● Written request
Scan the data below for the string "preview". Show every line where it turns up.

[BEGIN Items]

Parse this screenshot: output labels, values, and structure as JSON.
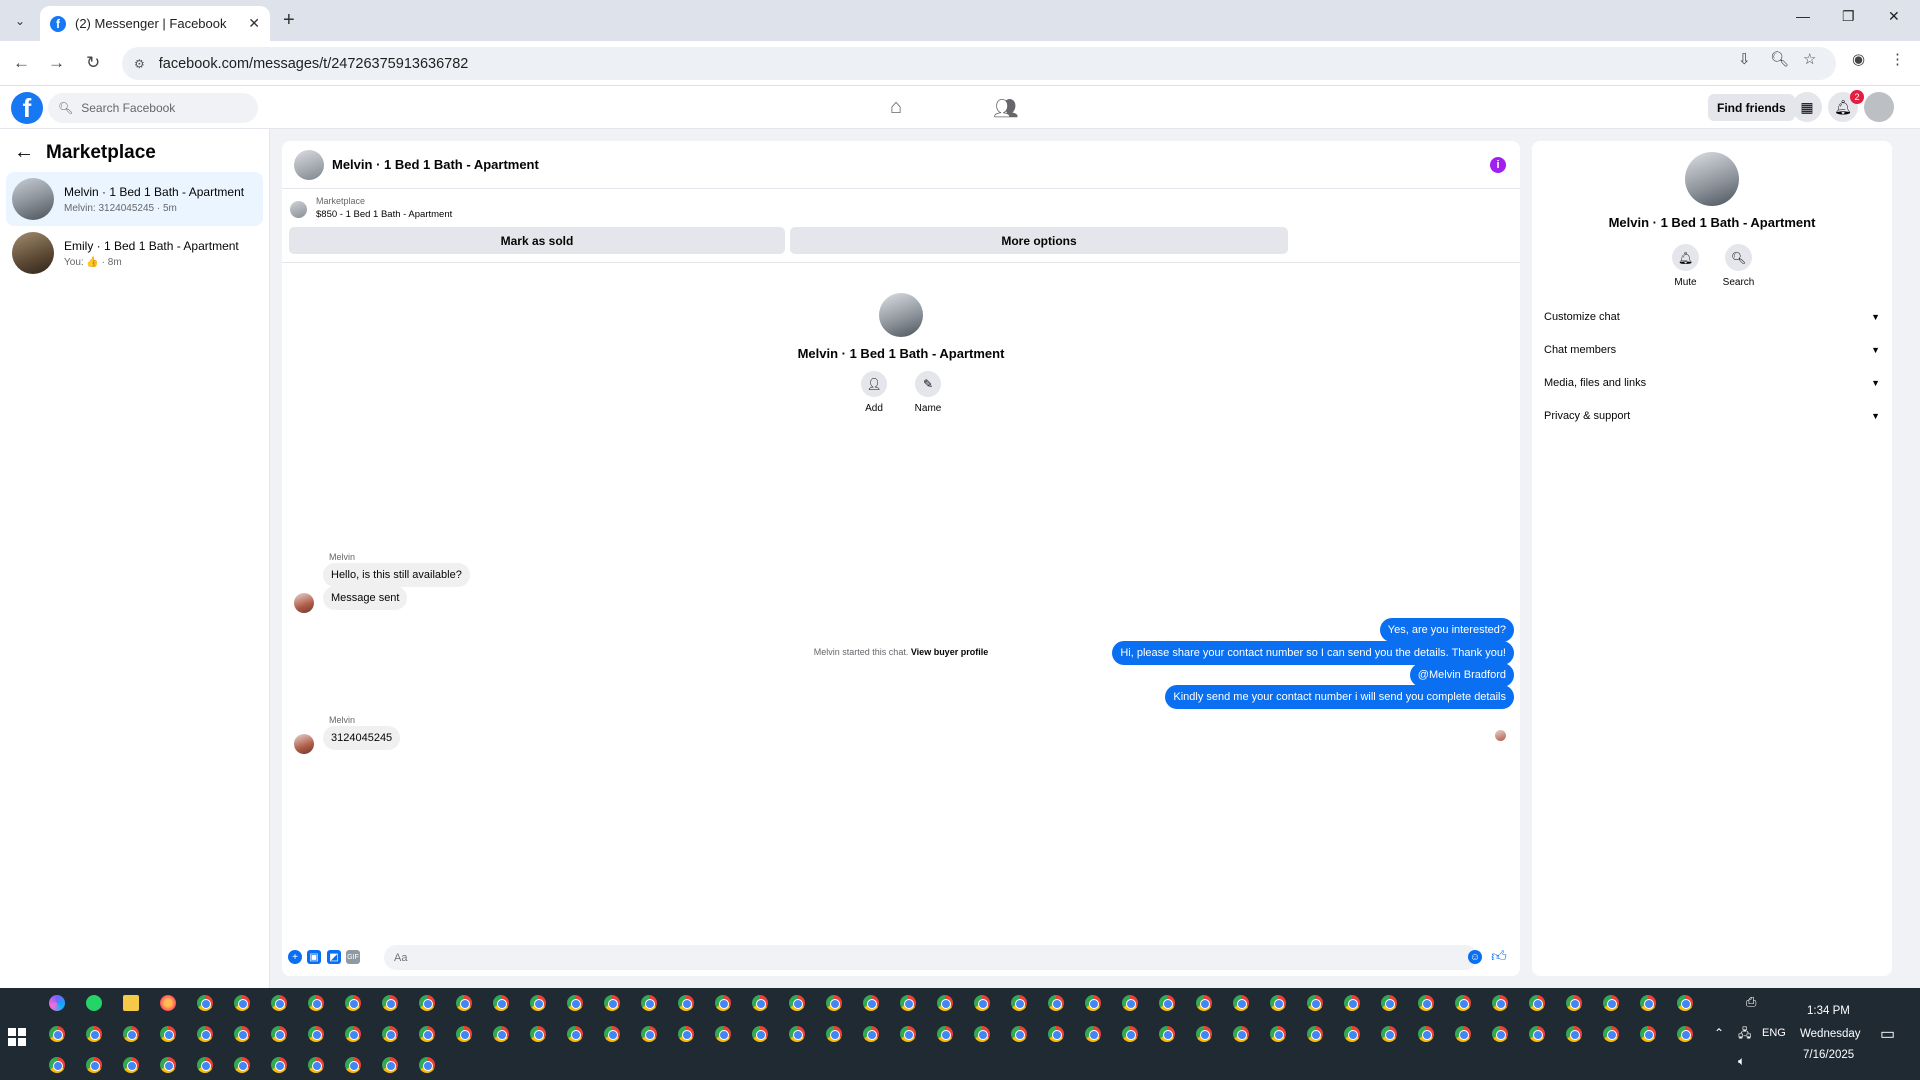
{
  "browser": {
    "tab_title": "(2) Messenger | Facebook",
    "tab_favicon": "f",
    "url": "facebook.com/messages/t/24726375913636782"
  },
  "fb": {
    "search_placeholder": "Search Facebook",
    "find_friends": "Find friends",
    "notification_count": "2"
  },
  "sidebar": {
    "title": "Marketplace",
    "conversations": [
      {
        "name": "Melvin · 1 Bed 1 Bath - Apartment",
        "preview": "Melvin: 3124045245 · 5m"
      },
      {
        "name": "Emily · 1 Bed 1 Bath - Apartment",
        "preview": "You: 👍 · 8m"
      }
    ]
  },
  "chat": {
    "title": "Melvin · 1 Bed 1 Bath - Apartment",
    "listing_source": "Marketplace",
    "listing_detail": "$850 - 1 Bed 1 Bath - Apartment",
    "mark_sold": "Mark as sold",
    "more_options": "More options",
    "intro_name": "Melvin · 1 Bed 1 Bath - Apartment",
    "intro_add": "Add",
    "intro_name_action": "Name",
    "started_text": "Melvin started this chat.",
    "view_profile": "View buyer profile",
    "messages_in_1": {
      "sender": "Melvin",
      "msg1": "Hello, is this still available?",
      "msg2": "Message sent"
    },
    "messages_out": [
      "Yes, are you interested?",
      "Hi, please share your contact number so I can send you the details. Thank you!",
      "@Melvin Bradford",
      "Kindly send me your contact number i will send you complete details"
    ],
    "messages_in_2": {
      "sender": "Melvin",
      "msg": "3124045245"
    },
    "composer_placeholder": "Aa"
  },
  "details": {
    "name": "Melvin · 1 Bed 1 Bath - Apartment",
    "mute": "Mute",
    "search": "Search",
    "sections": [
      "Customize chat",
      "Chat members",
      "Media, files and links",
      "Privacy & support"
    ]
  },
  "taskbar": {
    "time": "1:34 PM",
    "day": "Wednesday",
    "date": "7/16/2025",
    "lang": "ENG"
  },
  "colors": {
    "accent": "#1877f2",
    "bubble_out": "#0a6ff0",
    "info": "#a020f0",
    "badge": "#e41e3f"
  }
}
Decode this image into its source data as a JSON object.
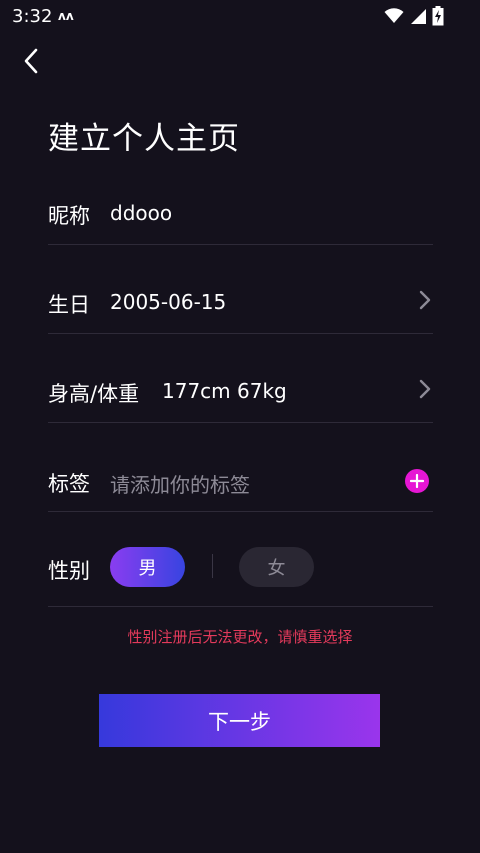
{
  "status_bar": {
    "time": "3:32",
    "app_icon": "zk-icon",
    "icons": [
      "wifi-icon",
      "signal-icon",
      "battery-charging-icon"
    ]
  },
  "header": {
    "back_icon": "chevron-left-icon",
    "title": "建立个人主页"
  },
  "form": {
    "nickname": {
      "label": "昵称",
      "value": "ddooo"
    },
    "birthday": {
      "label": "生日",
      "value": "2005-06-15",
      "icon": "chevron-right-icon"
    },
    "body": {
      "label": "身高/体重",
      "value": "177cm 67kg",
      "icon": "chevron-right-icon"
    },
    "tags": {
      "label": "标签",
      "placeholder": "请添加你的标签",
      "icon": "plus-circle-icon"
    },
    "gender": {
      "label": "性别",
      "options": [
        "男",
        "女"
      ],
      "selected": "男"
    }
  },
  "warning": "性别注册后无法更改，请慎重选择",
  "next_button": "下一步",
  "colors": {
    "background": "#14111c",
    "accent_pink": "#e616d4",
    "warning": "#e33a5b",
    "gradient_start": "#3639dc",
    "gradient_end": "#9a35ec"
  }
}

[END Items]
[BEGIN Items]

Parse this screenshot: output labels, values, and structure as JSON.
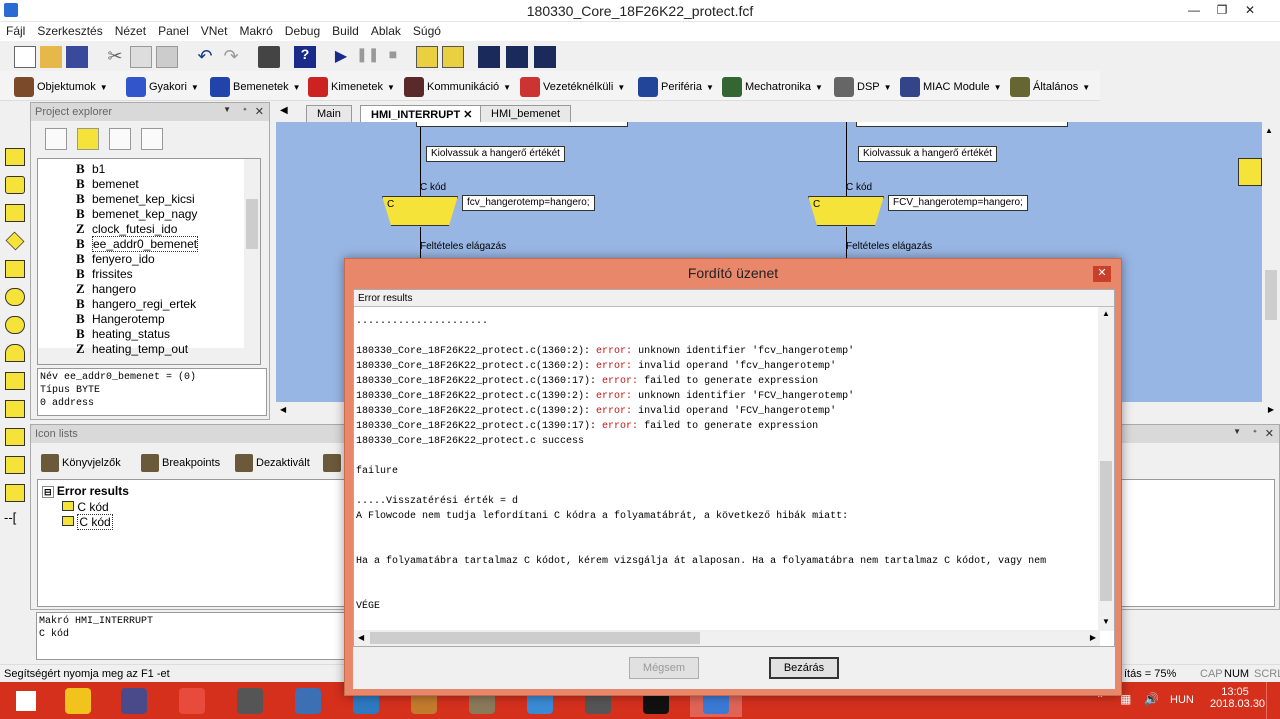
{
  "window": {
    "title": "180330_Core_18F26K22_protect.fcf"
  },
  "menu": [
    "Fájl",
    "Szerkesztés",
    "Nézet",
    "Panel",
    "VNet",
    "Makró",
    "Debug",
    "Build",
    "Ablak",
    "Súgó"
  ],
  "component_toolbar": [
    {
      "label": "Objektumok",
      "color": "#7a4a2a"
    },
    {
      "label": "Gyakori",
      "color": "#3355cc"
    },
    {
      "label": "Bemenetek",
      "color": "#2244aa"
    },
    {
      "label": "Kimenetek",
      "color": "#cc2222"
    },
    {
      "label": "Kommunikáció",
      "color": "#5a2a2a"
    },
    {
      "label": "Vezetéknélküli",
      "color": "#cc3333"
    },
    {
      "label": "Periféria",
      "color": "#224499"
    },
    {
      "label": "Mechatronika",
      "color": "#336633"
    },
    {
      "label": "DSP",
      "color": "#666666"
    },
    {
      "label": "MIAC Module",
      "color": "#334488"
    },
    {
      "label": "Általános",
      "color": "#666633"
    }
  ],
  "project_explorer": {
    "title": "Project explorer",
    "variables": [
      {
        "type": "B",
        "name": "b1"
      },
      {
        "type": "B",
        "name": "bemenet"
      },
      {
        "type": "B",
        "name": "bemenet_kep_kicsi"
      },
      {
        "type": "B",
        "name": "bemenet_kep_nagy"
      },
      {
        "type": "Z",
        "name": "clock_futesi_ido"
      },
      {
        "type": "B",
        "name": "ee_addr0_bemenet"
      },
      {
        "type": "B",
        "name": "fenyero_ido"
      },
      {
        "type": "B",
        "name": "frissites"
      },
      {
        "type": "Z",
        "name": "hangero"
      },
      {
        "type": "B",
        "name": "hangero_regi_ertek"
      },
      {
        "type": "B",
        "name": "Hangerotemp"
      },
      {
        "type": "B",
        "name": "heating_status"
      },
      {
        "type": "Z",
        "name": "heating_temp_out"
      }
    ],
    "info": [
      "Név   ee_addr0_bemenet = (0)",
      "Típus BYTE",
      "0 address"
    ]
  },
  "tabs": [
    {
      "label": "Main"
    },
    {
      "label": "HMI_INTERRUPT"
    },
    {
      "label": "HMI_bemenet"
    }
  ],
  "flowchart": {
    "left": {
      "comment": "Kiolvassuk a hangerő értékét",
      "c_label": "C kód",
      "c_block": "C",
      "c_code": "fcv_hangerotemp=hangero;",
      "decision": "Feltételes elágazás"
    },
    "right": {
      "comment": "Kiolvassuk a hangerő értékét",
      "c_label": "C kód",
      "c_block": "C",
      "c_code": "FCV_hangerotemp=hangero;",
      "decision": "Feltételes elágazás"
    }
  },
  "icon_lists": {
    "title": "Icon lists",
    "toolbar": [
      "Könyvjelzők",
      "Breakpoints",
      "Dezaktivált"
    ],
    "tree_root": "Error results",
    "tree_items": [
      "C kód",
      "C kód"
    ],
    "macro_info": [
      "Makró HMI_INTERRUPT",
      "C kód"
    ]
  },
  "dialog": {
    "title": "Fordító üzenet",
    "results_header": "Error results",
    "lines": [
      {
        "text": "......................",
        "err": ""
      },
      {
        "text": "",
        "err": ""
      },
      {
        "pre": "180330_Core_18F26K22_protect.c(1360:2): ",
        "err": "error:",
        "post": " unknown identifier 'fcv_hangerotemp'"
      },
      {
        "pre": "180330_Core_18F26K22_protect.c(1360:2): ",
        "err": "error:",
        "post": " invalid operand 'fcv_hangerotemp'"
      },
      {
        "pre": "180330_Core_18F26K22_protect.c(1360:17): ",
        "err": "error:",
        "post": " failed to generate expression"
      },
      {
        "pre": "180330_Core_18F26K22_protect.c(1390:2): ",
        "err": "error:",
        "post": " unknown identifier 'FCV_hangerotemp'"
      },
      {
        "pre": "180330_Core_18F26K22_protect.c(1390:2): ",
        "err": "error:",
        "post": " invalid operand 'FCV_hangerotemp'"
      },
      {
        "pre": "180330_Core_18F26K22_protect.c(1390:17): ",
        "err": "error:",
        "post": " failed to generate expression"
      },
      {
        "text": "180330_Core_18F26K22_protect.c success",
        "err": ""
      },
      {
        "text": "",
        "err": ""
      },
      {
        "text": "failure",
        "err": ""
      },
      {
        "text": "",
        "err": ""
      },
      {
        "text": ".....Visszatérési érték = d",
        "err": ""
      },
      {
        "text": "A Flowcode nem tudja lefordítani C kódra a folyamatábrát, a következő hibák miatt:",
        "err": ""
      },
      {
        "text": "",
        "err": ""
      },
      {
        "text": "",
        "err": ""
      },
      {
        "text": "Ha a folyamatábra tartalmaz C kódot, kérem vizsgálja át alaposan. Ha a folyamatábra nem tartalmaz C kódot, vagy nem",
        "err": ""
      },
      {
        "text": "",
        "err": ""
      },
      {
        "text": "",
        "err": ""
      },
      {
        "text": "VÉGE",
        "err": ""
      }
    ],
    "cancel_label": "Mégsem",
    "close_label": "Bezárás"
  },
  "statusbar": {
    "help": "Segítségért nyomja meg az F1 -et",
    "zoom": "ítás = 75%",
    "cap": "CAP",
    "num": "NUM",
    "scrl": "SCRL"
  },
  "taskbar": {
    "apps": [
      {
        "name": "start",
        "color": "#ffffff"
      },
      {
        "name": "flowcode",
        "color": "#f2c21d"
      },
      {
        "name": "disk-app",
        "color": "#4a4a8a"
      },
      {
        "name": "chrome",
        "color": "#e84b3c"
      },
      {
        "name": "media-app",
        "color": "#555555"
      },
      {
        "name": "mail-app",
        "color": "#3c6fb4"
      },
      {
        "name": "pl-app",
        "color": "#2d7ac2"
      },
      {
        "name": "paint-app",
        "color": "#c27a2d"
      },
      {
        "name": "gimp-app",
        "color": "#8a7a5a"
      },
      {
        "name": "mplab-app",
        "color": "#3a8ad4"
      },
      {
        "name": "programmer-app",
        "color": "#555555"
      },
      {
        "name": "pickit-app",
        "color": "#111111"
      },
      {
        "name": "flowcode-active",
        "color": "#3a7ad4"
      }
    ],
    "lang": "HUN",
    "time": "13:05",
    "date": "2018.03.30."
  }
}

[END Items]

● The response
        "preview": "Melvin: 3124045245 · 5m"
        "preview": "You: 👍 · 8m"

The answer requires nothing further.